Which lines of the records contain "pela"? Collect every one of them.
--- Dataset excerpts ---
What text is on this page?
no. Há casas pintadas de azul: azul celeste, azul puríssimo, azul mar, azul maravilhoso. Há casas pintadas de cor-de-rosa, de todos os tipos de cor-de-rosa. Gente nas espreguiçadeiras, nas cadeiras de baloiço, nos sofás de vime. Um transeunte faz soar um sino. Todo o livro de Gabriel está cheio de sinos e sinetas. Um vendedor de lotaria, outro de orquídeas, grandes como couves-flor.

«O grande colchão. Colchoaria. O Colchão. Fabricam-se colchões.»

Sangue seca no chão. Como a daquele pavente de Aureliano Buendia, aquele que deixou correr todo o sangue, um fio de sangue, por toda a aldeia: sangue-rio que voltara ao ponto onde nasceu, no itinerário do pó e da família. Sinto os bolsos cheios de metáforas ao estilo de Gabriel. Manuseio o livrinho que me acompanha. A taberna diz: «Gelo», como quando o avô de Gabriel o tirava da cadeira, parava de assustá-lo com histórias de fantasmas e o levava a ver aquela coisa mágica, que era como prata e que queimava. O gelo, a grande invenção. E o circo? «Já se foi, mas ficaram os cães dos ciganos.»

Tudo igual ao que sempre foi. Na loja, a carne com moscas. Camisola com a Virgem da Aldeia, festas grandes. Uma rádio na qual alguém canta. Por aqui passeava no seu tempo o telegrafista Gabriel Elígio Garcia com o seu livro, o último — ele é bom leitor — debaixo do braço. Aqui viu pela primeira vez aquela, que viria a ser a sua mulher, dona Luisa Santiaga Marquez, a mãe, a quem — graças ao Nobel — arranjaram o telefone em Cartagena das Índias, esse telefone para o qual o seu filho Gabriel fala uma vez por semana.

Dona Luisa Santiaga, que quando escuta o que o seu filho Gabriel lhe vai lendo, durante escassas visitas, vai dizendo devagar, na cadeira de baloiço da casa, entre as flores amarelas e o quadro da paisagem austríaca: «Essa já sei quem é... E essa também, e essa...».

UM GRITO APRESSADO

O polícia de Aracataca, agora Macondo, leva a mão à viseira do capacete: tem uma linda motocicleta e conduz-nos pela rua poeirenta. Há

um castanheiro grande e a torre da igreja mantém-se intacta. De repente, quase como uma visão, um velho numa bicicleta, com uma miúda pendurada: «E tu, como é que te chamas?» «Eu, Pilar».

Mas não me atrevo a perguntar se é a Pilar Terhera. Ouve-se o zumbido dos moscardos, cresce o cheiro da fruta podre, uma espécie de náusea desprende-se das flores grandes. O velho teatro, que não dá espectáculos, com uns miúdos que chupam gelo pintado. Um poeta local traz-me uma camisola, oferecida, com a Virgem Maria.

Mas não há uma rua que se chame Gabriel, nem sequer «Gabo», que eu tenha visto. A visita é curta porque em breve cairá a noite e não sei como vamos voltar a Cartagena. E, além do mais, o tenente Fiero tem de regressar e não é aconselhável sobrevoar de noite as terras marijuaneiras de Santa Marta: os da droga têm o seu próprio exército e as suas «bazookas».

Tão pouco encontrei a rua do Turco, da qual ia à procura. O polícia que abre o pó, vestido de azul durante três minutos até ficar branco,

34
---
- [Reply]:
Tudo igual ao que sempre foi. Na loja, a carne com moscas. Camisola com a Virgem da Aldeia, festas grandes. Uma rádio na qual alguém canta. Por aqui passeava no seu tempo o telegrafista Gabriel Elígio Garcia com o seu livro, o último — ele é bom leitor — debaixo do braço. Aqui viu pela primeira vez aquela, que viria a ser a sua mulher, dona Luisa Santiaga Marquez, a mãe, a quem — graças ao Nobel — arranjaram o telefone em Cartagena das Índias, esse telefone para o qual o seu filho Gabriel fala uma vez por semana.
O polícia de Aracataca, agora Macondo, leva a mão à viseira do capacete: tem uma linda motocicleta e conduz-nos pela rua poeirenta. Há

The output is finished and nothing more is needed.